[Task description] Copy every line from the material below that holds "Вопросы".

┌─ Supplied data

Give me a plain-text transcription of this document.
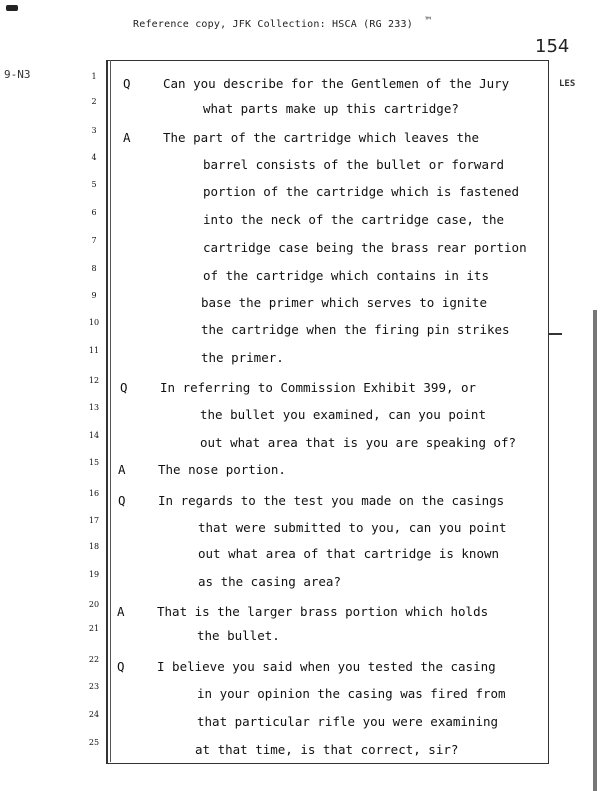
Reference copy, JFK Collection: HSCA (RG 233) ™
154
9-N3
LES
1	Q	Can you describe for the Gentlemen of the Jury
2	what parts make up this cartridge?
3	A	The part of the cartridge which leaves the
4	barrel consists of the bullet or forward
5	portion of the cartridge which is fastened
6	into the neck of the cartridge case, the
7	cartridge case being the brass rear portion
8	of the cartridge which contains in its
9	base the primer which serves to ignite
10	the cartridge when the firing pin strikes
11	the primer.
12	Q	In referring to Commission Exhibit 399, or
13	the bullet you examined, can you point
14	out what area that is you are speaking of?
15	A	The nose portion.
16	Q	In regards to the test you made on the casings
17	that were submitted to you, can you point
18	out what area of that cartridge is known
19	as the casing area?
20	A	That is the larger brass portion which holds
21	the bullet.
22	Q	I believe you said when you tested the casing
23	in your opinion the casing was fired from
24	that particular rifle you were examining
25	at that time, is that correct, sir?
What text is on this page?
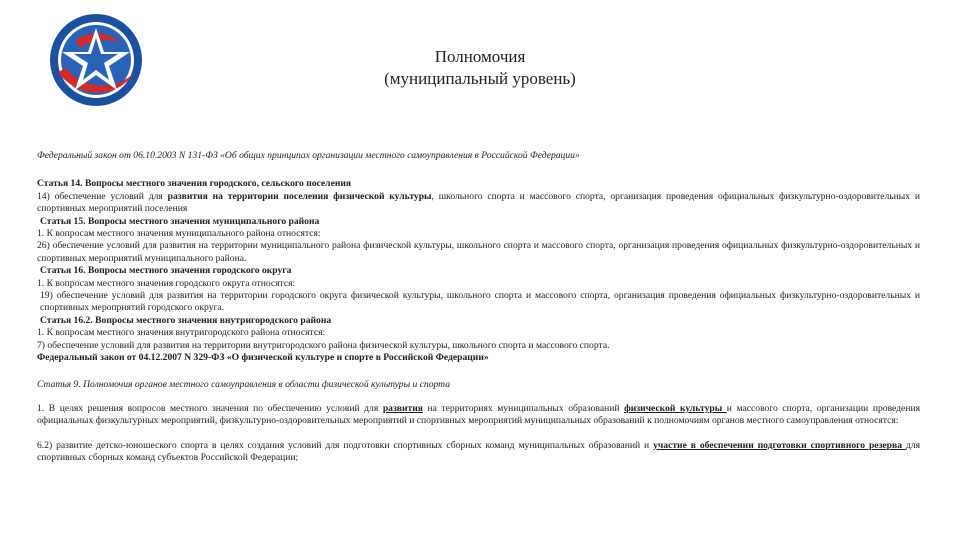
Полномочия
(муниципальный уровень)

Федеральный закон от 06.10.2003 N 131-ФЗ «Об общих принципах организации местного самоуправления в Российской Федерации»

Статья 14. Вопросы местного значения городского, сельского поселения

14) обеспечение условий для развития на территории поселения физической культуры, школьного спорта и массового спорта, организация проведения официальных физкультурно-оздоровительных и спортивных мероприятий поселения

Статья 15. Вопросы местного значения муниципального района

1. К вопросам местного значения муниципального района относятся:

26) обеспечение условий для развития на территории муниципального района физической культуры, школьного спорта и массового спорта, организация проведения официальных физкультурно-оздоровительных и спортивных мероприятий муниципального района.

Статья 16. Вопросы местного значения городского округа

1. К вопросам местного значения городского округа относятся:

19) обеспечение условий для развития на территории городского округа физической культуры, школьного спорта и массового спорта, организация проведения официальных физкультурно-оздоровительных и спортивных мероприятий городского округа.

Статья 16.2. Вопросы местного значения внутригородского района

1. К вопросам местного значения внутригородского района относятся:

7) обеспечение условий для развития на территории внутригородского района физической культуры, школьного спорта и массового спорта.

Федеральный закон от 04.12.2007 N 329-ФЗ «О физической культуре и спорте в Российской Федерации»

Статья 9. Полномочия органов местного самоуправления в области физической культуры и спорта

1. В целях решения вопросов местного значения по обеспечению условий для развития на территориях муниципальных образований физической культуры и массового спорта, организации проведения официальных физкультурных мероприятий, физкультурно-оздоровительных мероприятий и спортивных мероприятий муниципальных образований к полномочиям органов местного самоуправления относятся:

6.2) развитие детско-юношеского спорта в целях создания условий для подготовки спортивных сборных команд муниципальных образований и участие в обеспечении подготовки спортивного резерва для спортивных сборных команд субъектов Российской Федерации;
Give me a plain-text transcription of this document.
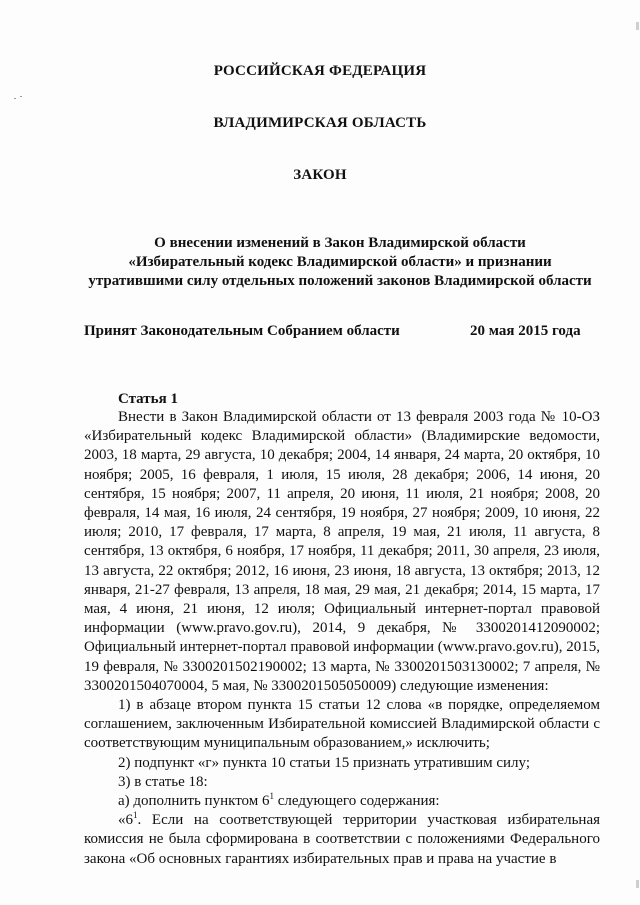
РОССИЙСКАЯ ФЕДЕРАЦИЯ
ВЛАДИМИРСКАЯ ОБЛАСТЬ
ЗАКОН
О внесении изменений в Закон Владимирской области
«Избирательный кодекс Владимирской области» и признании
утратившими силу отдельных положений законов Владимирской области
Принят Законодательным Собранием области	20 мая 2015 года
Статья 1

Внести в Закон Владимирской области от 13 февраля 2003 года № 10-ОЗ «Избирательный кодекс Владимирской области» (Владимирские ведомости, 2003, 18 марта, 29 августа, 10 декабря; 2004, 14 января, 24 марта, 20 октября, 10 ноября; 2005, 16 февраля, 1 июля, 15 июля, 28 декабря; 2006, 14 июня, 20 сентября, 15 ноября; 2007, 11 апреля, 20 июня, 11 июля, 21 ноября; 2008, 20 февраля, 14 мая, 16 июля, 24 сентября, 19 ноября, 27 ноября; 2009, 10 июня, 22 июля; 2010, 17 февраля, 17 марта, 8 апреля, 19 мая, 21 июля, 11 августа, 8 сентября, 13 октября, 6 ноября, 17 ноября, 11 декабря; 2011, 30 апреля, 23 июля, 13 августа, 22 октября; 2012, 16 июня, 23 июня, 18 августа, 13 октября; 2013, 12 января, 21-27 февраля, 13 апреля, 18 мая, 29 мая, 21 декабря; 2014, 15 марта, 17 мая, 4 июня, 21 июня, 12 июля; Официальный интернет-портал правовой информации (www.pravo.gov.ru), 2014, 9 декабря, № 3300201412090002; Официальный интернет-портал правовой информации (www.pravo.gov.ru), 2015, 19 февраля, № 3300201502190002; 13 марта, № 3300201503130002; 7 апреля, № 3300201504070004, 5 мая, № 3300201505050009) следующие изменения:

1) в абзаце втором пункта 15 статьи 12 слова «в порядке, определяемом соглашением, заключенным Избирательной комиссией Владимирской области с соответствующим муниципальным образованием,» исключить;

2) подпункт «г» пункта 10 статьи 15 признать утратившим силу;

3) в статье 18:

а) дополнить пунктом $6^1$ следующего содержания:

«$6^1$. Если на соответствующей территории участковая избирательная комиссия не была сформирована в соответствии с положениями Федерального закона «Об основных гарантиях избирательных прав и права на участие в
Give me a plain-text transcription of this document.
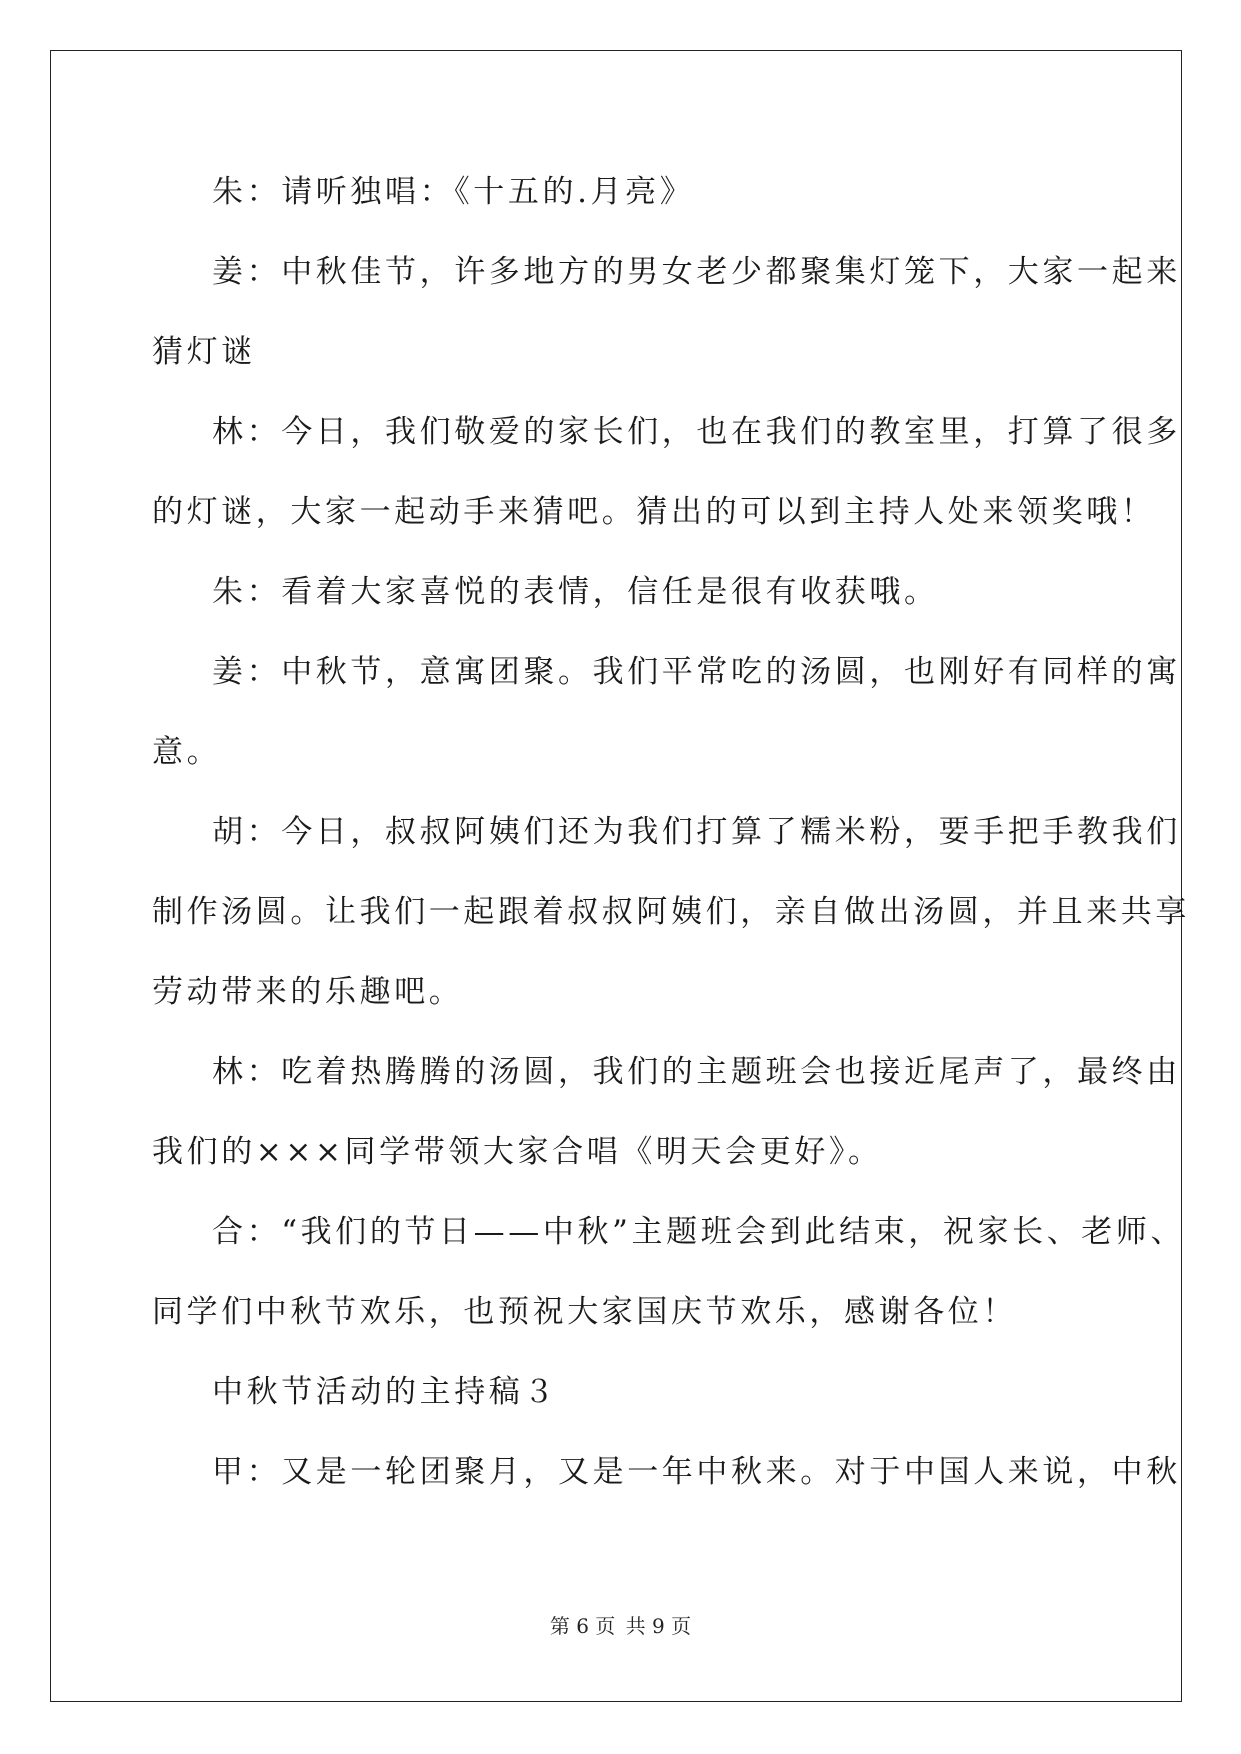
朱：请听独唱：《十五的.月亮》
姜：中秋佳节，许多地方的男女老少都聚集灯笼下，大家一起来
猜灯谜
林：今日，我们敬爱的家长们，也在我们的教室里，打算了很多
的灯谜，大家一起动手来猜吧。猜出的可以到主持人处来领奖哦！
朱：看着大家喜悦的表情，信任是很有收获哦。
姜：中秋节，意寓团聚。我们平常吃的汤圆，也刚好有同样的寓
意。
胡：今日，叔叔阿姨们还为我们打算了糯米粉，要手把手教我们
制作汤圆。让我们一起跟着叔叔阿姨们，亲自做出汤圆，并且来共享
劳动带来的乐趣吧。
林：吃着热腾腾的汤圆，我们的主题班会也接近尾声了，最终由
我们的×××同学带领大家合唱《明天会更好》。
合：“我们的节日——中秋”主题班会到此结束，祝家长、老师、
同学们中秋节欢乐，也预祝大家国庆节欢乐，感谢各位！
中秋节活动的主持稿３
甲：又是一轮团聚月，又是一年中秋来。对于中国人来说，中秋
第 6 页 共 9 页
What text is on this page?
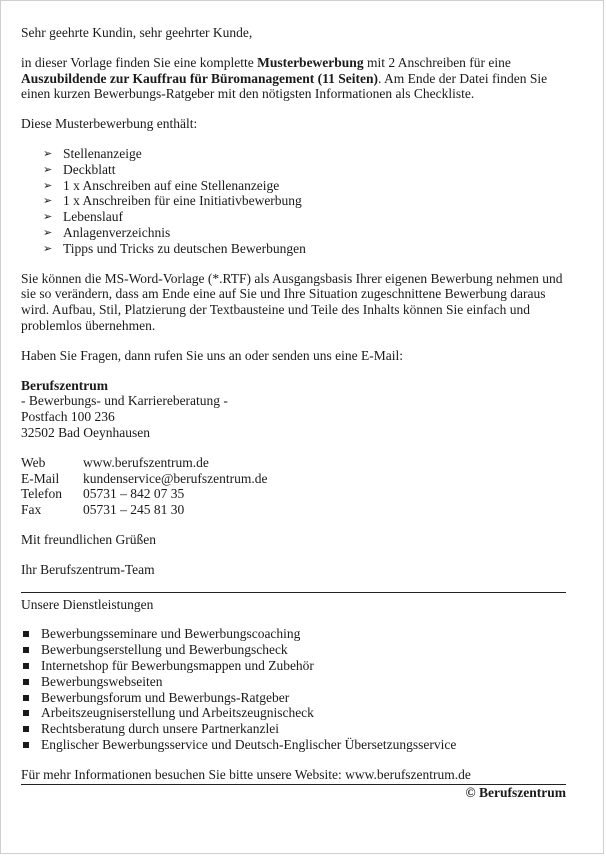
Sehr geehrte Kundin, sehr geehrter Kunde,

in dieser Vorlage finden Sie eine komplette Musterbewerbung mit 2 Anschreiben für eine Auszubildende zur Kauffrau für Büromanagement (11 Seiten). Am Ende der Datei finden Sie einen kurzen Bewerbungs-Ratgeber mit den nötigsten Informationen als Checkliste.

Diese Musterbewerbung enthält:

➢ Stellenanzeige
➢ Deckblatt
➢ 1 x Anschreiben auf eine Stellenanzeige
➢ 1 x Anschreiben für eine Initiativbewerbung
➢ Lebenslauf
➢ Anlagenverzeichnis
➢ Tipps und Tricks zu deutschen Bewerbungen

Sie können die MS-Word-Vorlage (*.RTF) als Ausgangsbasis Ihrer eigenen Bewerbung nehmen und sie so verändern, dass am Ende eine auf Sie und Ihre Situation zugeschnittene Bewerbung daraus wird. Aufbau, Stil, Platzierung der Textbausteine und Teile des Inhalts können Sie einfach und problemlos übernehmen.

Haben Sie Fragen, dann rufen Sie uns an oder senden uns eine E-Mail:

Berufszentrum

- Bewerbungs- und Karriereberatung -

Postfach 100 236

32502 Bad Oeynhausen

Web	www.berufszentrum.de
E-Mail	kundenservice@berufszentrum.de
Telefon	05731 – 842 07 35
Fax	05731 – 245 81 30

Mit freundlichen Grüßen

Ihr Berufszentrum-Team

Unsere Dienstleistungen

Bewerbungsseminare und Bewerbungscoaching
Bewerbungserstellung und Bewerbungscheck
Internetshop für Bewerbungsmappen und Zubehör
Bewerbungswebseiten
Bewerbungsforum und Bewerbungs-Ratgeber
Arbeitszeugniserstellung und Arbeitszeugnischeck
Rechtsberatung durch unsere Partnerkanzlei
Englischer Bewerbungsservice und Deutsch-Englischer Übersetzungsservice

Für mehr Informationen besuchen Sie bitte unsere Website: www.berufszentrum.de

© Berufszentrum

└─

[Worked answer]
Статья 14. Вопросы местного значения городского, сельского поселения
Статья 15. Вопросы местного значения муниципального района
Статья 16. Вопросы местного значения городского округа
Статья 16.2. Вопросы местного значения внутригородского района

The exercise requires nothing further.